==== INFORMATION PROVIDED
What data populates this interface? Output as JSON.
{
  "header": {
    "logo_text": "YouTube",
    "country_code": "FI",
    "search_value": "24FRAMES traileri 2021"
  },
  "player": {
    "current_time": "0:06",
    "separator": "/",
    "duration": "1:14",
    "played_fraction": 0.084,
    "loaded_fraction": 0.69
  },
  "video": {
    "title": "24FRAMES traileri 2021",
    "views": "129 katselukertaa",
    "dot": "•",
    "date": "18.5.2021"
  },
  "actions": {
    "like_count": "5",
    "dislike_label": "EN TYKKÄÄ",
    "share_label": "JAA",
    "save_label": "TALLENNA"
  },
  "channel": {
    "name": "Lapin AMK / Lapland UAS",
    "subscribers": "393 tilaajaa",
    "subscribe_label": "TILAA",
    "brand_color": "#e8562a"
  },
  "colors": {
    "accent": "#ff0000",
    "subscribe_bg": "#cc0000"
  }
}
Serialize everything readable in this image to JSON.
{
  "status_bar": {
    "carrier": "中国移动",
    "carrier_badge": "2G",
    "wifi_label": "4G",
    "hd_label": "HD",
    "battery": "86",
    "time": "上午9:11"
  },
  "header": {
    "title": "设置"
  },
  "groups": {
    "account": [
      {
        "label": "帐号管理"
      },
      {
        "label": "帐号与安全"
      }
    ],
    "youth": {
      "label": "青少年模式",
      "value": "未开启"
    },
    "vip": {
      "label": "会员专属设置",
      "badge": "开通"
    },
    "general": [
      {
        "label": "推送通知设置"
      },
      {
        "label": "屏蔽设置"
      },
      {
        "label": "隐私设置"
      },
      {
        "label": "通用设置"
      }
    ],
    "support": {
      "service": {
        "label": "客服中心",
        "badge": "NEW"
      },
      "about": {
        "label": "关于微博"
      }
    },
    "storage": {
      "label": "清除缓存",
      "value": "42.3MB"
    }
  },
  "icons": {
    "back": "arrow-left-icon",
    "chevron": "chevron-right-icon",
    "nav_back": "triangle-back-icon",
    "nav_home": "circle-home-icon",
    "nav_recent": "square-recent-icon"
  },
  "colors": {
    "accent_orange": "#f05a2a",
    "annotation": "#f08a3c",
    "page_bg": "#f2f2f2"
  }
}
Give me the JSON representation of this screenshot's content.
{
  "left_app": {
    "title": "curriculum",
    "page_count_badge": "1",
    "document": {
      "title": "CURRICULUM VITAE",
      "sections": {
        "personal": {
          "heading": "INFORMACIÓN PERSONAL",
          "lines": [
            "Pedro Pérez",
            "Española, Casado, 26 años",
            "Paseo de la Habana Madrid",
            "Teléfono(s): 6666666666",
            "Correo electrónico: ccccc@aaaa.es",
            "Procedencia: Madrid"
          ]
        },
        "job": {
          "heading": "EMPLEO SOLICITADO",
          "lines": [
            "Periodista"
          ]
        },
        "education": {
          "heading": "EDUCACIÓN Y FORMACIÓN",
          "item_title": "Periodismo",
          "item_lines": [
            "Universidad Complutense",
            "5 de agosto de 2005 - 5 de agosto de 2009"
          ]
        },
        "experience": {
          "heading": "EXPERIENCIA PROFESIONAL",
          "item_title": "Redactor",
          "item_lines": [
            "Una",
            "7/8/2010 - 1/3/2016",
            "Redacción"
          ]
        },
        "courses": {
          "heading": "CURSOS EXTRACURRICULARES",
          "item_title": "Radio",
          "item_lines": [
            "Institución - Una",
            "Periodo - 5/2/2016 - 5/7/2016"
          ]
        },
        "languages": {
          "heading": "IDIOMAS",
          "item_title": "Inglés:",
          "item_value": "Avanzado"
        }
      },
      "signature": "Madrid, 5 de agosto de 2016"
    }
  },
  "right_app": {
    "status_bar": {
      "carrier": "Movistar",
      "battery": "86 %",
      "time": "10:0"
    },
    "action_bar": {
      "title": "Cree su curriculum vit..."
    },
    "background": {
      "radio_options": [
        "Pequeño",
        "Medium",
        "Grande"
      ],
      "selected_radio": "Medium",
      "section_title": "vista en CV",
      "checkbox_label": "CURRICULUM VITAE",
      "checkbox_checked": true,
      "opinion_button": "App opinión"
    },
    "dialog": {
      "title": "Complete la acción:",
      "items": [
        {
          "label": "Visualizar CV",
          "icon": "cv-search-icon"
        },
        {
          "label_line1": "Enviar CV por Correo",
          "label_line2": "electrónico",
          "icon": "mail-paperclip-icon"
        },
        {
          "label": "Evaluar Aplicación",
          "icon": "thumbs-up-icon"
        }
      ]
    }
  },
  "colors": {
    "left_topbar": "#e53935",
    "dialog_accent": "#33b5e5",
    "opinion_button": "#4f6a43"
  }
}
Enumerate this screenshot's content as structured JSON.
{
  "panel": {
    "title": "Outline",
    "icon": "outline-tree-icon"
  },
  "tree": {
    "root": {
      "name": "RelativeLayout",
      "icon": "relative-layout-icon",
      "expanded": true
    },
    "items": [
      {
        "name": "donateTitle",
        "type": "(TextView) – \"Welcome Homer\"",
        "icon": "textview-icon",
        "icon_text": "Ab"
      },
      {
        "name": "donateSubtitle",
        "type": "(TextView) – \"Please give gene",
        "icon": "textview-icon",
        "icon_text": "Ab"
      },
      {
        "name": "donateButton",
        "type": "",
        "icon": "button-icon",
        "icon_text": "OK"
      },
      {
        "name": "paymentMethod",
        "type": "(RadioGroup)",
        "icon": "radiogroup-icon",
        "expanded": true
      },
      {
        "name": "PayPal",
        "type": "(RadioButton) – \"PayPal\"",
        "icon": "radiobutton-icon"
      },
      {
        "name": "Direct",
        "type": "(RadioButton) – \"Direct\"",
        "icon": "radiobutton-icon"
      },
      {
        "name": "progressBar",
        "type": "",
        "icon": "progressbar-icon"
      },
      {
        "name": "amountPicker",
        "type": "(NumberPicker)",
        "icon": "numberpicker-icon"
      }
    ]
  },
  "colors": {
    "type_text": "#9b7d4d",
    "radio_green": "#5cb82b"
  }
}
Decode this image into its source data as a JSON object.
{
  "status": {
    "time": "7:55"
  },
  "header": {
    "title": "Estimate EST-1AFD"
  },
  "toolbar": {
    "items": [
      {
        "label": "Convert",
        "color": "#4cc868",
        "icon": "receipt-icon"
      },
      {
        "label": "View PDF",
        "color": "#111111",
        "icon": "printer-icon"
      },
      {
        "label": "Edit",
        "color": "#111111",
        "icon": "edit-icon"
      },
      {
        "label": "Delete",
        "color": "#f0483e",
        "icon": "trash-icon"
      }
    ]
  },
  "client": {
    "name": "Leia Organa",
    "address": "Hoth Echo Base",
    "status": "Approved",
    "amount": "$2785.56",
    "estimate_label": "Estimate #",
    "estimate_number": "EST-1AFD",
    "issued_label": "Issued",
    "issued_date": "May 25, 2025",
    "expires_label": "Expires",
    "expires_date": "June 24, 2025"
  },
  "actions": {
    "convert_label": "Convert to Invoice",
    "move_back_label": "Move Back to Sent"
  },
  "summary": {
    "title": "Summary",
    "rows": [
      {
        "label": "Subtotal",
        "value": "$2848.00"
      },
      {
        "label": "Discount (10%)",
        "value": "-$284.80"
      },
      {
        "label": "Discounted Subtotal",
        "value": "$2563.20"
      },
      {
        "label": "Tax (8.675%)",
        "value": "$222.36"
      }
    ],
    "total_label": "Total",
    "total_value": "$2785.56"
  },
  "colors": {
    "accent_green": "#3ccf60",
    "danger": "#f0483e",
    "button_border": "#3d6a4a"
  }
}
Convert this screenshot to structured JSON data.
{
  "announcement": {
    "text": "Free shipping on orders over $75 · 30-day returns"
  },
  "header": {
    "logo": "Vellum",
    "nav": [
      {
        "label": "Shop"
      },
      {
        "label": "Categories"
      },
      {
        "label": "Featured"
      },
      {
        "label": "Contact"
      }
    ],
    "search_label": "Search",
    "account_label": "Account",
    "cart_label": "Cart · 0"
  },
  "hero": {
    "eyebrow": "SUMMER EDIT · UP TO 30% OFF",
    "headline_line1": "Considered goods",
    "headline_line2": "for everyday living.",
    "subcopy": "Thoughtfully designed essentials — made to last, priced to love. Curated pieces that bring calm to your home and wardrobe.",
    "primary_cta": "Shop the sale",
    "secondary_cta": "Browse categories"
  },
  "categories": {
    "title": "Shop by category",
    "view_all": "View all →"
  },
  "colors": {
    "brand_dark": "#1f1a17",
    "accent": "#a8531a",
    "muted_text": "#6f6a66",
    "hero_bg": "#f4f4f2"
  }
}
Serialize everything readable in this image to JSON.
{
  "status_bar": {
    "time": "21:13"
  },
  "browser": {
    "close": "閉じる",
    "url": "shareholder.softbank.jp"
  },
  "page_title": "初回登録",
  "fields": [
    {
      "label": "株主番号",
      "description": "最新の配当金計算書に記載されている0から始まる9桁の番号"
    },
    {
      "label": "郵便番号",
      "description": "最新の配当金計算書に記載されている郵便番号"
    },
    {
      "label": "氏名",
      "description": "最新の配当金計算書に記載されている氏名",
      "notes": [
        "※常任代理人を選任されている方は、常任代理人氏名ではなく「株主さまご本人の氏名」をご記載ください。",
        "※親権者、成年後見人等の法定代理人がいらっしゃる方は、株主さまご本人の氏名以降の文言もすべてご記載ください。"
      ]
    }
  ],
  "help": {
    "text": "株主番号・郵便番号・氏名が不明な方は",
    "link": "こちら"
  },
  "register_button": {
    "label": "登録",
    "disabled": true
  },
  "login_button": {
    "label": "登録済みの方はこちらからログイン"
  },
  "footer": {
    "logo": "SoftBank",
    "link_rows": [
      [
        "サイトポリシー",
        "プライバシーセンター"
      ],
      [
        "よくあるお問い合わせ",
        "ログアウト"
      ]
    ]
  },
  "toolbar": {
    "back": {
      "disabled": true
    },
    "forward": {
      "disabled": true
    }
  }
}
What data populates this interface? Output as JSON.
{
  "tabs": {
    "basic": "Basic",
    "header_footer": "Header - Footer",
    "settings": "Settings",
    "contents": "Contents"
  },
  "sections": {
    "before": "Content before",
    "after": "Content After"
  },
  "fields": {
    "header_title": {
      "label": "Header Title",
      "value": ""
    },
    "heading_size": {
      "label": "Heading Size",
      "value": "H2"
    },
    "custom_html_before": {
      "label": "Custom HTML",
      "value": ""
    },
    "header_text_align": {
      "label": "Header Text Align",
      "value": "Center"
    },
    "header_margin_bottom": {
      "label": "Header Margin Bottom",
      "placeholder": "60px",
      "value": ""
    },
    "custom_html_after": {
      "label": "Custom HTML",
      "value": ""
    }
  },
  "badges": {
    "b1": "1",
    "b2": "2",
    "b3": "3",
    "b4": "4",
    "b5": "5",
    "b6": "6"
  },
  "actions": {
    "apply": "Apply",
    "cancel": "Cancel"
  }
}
========
Look through the entries above; copy each line where the string "Shop" appears.

        "label": "Shop"
    "primary_cta": "Shop the sale",
    "title": "Shop by category",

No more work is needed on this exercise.